— start of Data supplied —
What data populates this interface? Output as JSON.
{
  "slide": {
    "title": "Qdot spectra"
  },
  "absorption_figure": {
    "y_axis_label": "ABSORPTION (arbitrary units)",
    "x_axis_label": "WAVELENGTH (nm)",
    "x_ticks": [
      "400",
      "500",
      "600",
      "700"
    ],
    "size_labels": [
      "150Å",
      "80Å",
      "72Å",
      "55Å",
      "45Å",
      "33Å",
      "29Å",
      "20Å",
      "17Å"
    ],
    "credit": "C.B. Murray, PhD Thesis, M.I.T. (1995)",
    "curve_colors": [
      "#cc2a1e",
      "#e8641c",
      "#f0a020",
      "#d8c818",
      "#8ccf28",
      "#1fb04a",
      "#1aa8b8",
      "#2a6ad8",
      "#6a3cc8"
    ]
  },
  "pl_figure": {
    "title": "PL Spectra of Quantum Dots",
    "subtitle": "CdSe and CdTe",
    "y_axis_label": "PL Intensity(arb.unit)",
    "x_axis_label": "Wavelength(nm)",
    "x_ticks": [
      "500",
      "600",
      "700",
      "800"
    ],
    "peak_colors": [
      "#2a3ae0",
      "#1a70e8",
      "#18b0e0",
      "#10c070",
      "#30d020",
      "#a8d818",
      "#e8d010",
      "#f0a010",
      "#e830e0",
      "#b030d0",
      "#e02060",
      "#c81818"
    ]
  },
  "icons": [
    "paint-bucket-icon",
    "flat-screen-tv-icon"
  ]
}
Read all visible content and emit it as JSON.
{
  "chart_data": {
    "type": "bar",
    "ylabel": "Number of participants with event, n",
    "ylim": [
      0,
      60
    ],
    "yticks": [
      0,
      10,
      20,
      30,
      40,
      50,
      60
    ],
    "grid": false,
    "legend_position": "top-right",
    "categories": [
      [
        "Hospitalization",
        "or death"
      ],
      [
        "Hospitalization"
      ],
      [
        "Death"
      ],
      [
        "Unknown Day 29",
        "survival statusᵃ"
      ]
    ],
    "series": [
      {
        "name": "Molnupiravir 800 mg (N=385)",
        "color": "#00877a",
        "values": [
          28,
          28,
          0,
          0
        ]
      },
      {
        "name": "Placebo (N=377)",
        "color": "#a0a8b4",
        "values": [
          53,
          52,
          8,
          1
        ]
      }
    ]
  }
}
— end of Data supplied —
- **Task to complete**: Above are some records; repeat all of them exactly.

- **Written reply**:
What data populates this interface? Output as JSON.
{
  "slide": {
    "title": "Qdot spectra"
  },
  "absorption_figure": {
    "y_axis_label": "ABSORPTION (arbitrary units)",
    "x_axis_label": "WAVELENGTH (nm)",
    "x_ticks": [
      "400",
      "500",
      "600",
      "700"
    ],
    "size_labels": [
      "150Å",
      "80Å",
      "72Å",
      "55Å",
      "45Å",
      "33Å",
      "29Å",
      "20Å",
      "17Å"
    ],
    "credit": "C.B. Murray, PhD Thesis, M.I.T. (1995)",
    "curve_colors": [
      "#cc2a1e",
      "#e8641c",
      "#f0a020",
      "#d8c818",
      "#8ccf28",
      "#1fb04a",
      "#1aa8b8",
      "#2a6ad8",
      "#6a3cc8"
    ]
  },
  "pl_figure": {
    "title": "PL Spectra of Quantum Dots",
    "subtitle": "CdSe and CdTe",
    "y_axis_label": "PL Intensity(arb.unit)",
    "x_axis_label": "Wavelength(nm)",
    "x_ticks": [
      "500",
      "600",
      "700",
      "800"
    ],
    "peak_colors": [
      "#2a3ae0",
      "#1a70e8",
      "#18b0e0",
      "#10c070",
      "#30d020",
      "#a8d818",
      "#e8d010",
      "#f0a010",
      "#e830e0",
      "#b030d0",
      "#e02060",
      "#c81818"
    ]
  },
  "icons": [
    "paint-bucket-icon",
    "flat-screen-tv-icon"
  ]
}
Read all visible content and emit it as JSON.
{
  "chart_data": {
    "type": "bar",
    "ylabel": "Number of participants with event, n",
    "ylim": [
      0,
      60
    ],
    "yticks": [
      0,
      10,
      20,
      30,
      40,
      50,
      60
    ],
    "grid": false,
    "legend_position": "top-right",
    "categories": [
      [
        "Hospitalization",
        "or death"
      ],
      [
        "Hospitalization"
      ],
      [
        "Death"
      ],
      [
        "Unknown Day 29",
        "survival statusᵃ"
      ]
    ],
    "series": [
      {
        "name": "Molnupiravir 800 mg (N=385)",
        "color": "#00877a",
        "values": [
          28,
          28,
          0,
          0
        ]
      },
      {
        "name": "Placebo (N=377)",
        "color": "#a0a8b4",
        "values": [
          53,
          52,
          8,
          1
        ]
      }
    ]
  }
}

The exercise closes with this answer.